In 1815 an uncle [Timothy Flint] of the writer of this article, left Massachusetts, where he had been settled for 14 years, under a commission from the Connecticut Missionary Society, to labor in what was then the far West. The colony of ex-revolutionary soldiers from New England, for twenty-seven years, had been developing its settlement at Marietta. Taking with him his entire family - wife and three children - he made the journey in his own conveyance, in about one month, to Pittsburgh. From thence they floated down the river to Marietta, which they reached about the middle of November. Here he remained for some weeks, and then passed on to Cincinnati, and, after laboring as a minister in that region and in the States of Kentucky and Indiana, he was transferred to St. Louis.
After a residence of ten years at the West, he wrote a series of letters, containing his recollections of the country. Retiring from the direct work of the ministry, he gave himself to literary pursuits, composing works which, a recent number of the "New Englander" declares, point him out as "a writer of real merit, and master of a style that for clearness and beauty is seldom equaled."
He made several visits to Marietta, and his letters embody his reflections upon the place from 1815 to 1824, when his letters were published. The work is now out of print, but I have thought your readers might be pleased to read what he wrote, and so have transcribed a portion for the columns of the Register. To many of the incidents spoken of by the author, I remember to have listened in my early years, and, often reading over his works, I have though he possessed a rare felicity and power of embodying in glowing and appropriate language his impressions of the outward, and what he conceived and felt of the inward and spiritual world.
But let us see what he says of Marietta as seen sixty years since. He writes:
"We landed at Marietta, just above the mouth of the Muskingum. It is a considerable village. In the forms of the houses and the arrangements about them, you discover that this is an establishment from New England. A number of well informed and respectable emigrants from that country had preceded us, and had just arrived in the village. Mr. R., a pious and amiable man, who has since deceased, was minister there. I had letters to the venerable General Putnam, the patriarch of this colony. We were here once more in the society of those who had breathed the same air, had contemplated the same scenery, and been reared amidst the same institutions with ourselves. You can imagine the rapidity of discourse, the attempt of two or three to narrate their adventures at the same time, and the many pleasant circumstances attending the renewal of a long suspended intercourse with congenial society.

- [Given problem]: From the article on Timothy Flint's move west, list every city or town he travels to or is sent to, in the order the article names them.

- [Given data]:
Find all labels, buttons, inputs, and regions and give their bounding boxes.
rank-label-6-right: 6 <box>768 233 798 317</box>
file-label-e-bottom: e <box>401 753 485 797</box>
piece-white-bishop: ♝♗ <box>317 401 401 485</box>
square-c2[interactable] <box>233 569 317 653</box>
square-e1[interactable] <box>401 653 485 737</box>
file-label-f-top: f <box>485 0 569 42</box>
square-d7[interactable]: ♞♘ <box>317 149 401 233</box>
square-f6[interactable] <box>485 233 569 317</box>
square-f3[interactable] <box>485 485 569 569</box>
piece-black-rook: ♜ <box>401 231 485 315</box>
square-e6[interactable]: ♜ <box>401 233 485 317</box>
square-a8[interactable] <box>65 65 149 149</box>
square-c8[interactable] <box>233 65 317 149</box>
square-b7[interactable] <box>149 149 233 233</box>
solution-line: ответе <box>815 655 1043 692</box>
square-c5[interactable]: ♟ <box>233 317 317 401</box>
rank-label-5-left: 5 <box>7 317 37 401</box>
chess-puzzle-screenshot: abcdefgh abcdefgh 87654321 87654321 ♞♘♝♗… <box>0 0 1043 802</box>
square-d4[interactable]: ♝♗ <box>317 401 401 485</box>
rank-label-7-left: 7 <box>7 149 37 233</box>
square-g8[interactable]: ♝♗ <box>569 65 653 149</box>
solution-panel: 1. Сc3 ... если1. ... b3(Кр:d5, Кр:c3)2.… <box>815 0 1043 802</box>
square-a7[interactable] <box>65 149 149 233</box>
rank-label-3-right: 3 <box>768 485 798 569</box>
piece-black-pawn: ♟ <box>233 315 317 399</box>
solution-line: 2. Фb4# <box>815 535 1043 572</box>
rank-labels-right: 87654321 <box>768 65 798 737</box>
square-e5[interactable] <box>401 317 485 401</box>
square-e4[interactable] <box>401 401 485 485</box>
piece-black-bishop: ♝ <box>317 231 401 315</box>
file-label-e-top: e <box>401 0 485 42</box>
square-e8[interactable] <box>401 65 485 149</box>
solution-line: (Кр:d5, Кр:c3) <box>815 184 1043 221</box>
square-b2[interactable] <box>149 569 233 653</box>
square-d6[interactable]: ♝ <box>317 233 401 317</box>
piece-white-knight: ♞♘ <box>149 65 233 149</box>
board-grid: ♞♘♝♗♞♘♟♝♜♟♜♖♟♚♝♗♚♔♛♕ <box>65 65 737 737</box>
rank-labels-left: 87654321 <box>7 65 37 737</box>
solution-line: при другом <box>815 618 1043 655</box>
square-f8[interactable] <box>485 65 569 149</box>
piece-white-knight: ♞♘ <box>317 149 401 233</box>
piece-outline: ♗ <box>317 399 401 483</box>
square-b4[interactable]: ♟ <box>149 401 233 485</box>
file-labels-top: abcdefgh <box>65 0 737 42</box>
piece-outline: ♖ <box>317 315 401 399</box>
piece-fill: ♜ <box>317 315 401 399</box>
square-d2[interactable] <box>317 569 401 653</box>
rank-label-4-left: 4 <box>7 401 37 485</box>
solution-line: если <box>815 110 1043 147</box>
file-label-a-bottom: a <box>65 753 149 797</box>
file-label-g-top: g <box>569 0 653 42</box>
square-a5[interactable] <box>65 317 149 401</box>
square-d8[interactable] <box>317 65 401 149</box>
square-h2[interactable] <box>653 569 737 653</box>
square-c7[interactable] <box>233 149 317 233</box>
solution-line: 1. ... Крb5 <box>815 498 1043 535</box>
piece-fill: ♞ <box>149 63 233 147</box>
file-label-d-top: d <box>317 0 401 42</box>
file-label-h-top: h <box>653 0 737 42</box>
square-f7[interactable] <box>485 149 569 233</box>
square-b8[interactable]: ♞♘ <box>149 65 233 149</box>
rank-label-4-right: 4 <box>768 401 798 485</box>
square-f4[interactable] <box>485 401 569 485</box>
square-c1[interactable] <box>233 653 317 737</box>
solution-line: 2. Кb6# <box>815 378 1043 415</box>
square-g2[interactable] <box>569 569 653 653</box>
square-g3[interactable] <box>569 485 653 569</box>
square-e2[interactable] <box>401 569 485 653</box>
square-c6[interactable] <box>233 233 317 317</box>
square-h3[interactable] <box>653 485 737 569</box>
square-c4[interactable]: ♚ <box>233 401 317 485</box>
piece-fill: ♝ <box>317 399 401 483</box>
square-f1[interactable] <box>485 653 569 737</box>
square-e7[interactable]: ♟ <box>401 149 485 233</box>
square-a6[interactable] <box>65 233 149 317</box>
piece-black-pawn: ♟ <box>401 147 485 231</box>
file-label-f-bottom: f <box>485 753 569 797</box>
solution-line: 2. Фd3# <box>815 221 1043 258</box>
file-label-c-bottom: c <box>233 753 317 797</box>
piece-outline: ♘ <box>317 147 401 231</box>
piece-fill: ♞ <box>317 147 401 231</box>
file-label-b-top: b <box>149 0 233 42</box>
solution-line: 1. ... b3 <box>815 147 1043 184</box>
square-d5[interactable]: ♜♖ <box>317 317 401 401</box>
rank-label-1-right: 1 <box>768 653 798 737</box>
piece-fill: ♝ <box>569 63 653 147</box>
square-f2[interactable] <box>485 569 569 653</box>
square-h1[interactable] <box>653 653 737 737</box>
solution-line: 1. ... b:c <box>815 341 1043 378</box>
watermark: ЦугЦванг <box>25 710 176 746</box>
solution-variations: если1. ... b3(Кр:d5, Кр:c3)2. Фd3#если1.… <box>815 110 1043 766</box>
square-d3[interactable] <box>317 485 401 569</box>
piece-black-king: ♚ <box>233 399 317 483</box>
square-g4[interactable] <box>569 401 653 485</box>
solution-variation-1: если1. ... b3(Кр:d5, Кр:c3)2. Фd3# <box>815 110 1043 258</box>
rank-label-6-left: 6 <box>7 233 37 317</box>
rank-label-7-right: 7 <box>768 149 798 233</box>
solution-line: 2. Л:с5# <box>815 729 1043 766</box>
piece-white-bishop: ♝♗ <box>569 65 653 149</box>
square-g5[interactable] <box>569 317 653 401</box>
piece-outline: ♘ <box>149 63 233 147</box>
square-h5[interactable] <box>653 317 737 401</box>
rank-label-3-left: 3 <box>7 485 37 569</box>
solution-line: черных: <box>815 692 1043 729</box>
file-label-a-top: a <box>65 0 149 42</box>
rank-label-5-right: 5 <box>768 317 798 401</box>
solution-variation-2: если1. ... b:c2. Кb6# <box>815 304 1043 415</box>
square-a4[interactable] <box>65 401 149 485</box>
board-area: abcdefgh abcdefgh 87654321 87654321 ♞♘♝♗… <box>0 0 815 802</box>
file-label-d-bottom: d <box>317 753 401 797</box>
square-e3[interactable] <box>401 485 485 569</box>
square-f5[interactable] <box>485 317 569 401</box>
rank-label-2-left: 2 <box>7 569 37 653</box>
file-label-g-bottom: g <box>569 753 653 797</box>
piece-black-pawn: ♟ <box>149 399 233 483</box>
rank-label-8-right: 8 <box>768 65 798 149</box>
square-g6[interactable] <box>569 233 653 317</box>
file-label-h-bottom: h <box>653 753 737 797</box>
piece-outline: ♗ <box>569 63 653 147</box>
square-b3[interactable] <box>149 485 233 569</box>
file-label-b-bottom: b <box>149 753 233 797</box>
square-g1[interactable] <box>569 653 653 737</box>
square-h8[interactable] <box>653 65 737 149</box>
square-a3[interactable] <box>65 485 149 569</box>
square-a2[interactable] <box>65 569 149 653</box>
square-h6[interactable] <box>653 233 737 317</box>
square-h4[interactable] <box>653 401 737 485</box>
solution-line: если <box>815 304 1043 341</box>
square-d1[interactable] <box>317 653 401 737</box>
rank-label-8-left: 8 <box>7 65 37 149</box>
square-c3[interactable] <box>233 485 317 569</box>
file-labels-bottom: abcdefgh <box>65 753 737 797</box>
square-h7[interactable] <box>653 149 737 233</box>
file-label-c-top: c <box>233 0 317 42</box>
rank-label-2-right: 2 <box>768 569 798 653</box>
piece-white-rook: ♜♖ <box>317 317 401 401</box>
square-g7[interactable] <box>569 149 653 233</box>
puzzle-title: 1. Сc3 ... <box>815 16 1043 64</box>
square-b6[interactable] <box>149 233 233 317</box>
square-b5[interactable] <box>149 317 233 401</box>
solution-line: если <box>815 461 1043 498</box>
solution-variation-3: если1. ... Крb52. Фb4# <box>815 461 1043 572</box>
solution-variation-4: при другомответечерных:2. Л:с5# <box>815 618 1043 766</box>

- [Answer to this problem]: Pittsburgh, Marietta, Cincinnati and St. Louis.